> _Aim of the exercise_
Below are records; count the lines in them that hold "Temperature" and give only the count.

-- START OF Entries --

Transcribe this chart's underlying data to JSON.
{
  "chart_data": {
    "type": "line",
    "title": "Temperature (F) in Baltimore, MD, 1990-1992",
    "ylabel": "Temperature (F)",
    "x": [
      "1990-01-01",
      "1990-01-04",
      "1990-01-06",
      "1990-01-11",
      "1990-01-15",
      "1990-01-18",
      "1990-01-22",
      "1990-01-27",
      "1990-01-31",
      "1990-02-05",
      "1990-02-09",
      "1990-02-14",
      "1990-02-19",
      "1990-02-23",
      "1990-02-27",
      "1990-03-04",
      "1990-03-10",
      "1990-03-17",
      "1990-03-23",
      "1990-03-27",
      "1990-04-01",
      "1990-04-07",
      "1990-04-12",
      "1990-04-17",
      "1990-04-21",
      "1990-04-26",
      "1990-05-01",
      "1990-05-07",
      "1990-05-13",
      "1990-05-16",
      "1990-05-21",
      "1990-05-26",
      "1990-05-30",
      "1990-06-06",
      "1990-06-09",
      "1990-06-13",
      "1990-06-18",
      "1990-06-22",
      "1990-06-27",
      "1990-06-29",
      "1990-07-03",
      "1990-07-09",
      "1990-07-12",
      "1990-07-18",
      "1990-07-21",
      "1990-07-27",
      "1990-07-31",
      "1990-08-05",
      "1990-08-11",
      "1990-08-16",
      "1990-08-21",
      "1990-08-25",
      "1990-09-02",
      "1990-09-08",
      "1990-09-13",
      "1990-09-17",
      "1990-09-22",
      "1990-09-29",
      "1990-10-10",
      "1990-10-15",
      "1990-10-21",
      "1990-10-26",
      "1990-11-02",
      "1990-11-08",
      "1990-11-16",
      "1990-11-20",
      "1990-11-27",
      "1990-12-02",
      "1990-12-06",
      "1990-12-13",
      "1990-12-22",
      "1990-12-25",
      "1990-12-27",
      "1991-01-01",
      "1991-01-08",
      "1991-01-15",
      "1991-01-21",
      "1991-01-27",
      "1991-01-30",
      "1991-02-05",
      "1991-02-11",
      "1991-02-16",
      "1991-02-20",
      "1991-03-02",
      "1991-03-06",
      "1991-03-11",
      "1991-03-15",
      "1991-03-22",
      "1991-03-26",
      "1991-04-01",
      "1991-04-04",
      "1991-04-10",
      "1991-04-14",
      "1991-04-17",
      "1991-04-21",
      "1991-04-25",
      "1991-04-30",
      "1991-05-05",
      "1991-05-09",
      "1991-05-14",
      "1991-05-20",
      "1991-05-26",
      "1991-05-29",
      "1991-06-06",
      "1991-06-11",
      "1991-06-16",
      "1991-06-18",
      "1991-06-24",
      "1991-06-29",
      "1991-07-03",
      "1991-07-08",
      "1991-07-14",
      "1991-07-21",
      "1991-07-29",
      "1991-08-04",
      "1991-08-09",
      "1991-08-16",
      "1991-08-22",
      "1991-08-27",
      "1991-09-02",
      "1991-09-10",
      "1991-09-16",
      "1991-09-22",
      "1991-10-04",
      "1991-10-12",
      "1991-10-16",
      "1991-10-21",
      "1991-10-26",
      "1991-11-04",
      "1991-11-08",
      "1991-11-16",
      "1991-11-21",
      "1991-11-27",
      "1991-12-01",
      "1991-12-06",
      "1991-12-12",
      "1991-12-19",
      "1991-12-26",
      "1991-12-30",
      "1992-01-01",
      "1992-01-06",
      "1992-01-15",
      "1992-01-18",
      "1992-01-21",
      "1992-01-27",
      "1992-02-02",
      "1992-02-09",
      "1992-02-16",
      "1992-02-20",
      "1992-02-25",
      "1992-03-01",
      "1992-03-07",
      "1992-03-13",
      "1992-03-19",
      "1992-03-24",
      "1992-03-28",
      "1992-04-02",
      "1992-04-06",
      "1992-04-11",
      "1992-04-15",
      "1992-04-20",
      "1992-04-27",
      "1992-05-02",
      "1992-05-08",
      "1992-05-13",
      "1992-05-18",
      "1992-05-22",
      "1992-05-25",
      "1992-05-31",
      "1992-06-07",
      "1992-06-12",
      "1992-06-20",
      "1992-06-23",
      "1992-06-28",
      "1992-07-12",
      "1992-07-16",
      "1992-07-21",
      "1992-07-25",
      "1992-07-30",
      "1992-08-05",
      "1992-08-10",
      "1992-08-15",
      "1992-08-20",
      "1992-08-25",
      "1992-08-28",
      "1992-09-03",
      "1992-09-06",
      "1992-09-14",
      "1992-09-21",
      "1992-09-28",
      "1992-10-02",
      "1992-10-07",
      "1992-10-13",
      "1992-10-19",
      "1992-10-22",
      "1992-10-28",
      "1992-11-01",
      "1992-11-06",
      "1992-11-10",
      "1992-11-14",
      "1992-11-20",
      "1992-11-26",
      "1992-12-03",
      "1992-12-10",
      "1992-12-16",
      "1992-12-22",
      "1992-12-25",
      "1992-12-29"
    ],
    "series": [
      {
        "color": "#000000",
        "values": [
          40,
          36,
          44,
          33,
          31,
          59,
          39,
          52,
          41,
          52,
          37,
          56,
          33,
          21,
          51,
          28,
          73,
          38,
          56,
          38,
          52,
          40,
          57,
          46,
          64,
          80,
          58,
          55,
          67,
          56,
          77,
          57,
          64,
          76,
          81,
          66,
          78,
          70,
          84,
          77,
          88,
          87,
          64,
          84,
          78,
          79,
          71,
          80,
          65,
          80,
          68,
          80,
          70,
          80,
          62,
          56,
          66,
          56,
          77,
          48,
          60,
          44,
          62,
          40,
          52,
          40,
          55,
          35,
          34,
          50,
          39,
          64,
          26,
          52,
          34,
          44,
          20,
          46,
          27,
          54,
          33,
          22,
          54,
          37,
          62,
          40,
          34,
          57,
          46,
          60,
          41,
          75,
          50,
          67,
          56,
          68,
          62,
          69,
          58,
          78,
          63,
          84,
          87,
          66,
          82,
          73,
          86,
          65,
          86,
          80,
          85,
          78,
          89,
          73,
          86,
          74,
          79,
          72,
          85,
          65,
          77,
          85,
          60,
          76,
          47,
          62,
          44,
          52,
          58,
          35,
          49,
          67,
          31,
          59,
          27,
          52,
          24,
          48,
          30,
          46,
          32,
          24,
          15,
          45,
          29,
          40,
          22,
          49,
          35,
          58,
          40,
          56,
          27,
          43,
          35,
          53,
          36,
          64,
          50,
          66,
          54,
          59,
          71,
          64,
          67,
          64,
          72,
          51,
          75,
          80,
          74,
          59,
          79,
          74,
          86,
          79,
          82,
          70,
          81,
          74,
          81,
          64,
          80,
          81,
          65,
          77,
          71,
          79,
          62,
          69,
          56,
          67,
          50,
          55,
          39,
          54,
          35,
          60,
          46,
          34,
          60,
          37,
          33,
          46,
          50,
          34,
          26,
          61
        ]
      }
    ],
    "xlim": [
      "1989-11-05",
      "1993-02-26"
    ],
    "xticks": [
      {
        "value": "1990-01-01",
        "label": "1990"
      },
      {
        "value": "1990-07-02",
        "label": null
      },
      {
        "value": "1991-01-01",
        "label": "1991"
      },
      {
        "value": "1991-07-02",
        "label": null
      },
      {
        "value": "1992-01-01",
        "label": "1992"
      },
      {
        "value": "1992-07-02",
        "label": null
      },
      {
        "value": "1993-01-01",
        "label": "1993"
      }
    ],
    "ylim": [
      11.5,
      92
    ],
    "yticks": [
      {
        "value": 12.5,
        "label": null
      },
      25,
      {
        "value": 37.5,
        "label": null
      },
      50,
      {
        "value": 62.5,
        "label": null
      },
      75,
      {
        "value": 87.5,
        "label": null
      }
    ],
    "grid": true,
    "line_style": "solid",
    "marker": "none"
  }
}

-- END OF Entries --

> _Task response_
2